> **JOB**:
The entries below are to be repeated exactly as they stand.

> **RECORD EXCERPTS**:
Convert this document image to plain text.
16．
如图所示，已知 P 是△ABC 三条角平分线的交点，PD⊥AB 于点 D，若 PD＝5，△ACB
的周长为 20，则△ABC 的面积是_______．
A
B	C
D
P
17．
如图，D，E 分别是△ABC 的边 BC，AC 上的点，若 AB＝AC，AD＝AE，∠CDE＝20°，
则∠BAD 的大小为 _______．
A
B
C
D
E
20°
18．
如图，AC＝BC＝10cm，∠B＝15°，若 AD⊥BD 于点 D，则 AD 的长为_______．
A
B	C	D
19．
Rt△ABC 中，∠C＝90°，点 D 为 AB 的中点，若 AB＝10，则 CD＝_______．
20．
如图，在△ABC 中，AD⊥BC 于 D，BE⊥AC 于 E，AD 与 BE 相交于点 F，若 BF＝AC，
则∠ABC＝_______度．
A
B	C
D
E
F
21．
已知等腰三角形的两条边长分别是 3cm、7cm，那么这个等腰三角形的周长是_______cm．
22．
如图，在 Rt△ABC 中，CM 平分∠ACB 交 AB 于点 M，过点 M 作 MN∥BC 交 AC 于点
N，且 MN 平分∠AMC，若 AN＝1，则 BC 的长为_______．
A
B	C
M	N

> **RESULT BELOW**:
Convert this document image to plain text.
16．
如图所示，已知 P 是△ABC 三条角平分线的交点，PD⊥AB 于点 D，若 PD＝5，△ACB
的周长为 20，则△ABC 的面积是_______．
A
B	C
D
P
17．
如图，D，E 分别是△ABC 的边 BC，AC 上的点，若 AB＝AC，AD＝AE，∠CDE＝20°，
则∠BAD 的大小为 _______．
A
B
C
D
E
20°
18．
如图，AC＝BC＝10cm，∠B＝15°，若 AD⊥BD 于点 D，则 AD 的长为_______．
A
B	C	D
19．
Rt△ABC 中，∠C＝90°，点 D 为 AB 的中点，若 AB＝10，则 CD＝_______．
20．
如图，在△ABC 中，AD⊥BC 于 D，BE⊥AC 于 E，AD 与 BE 相交于点 F，若 BF＝AC，
则∠ABC＝_______度．
A
B	C
D
E
F
21．
已知等腰三角形的两条边长分别是 3cm、7cm，那么这个等腰三角形的周长是_______cm．
22．
如图，在 Rt△ABC 中，CM 平分∠ACB 交 AB 于点 M，过点 M 作 MN∥BC 交 AC 于点
N，且 MN 平分∠AMC，若 AN＝1，则 BC 的长为_______．
A
B	C
M	N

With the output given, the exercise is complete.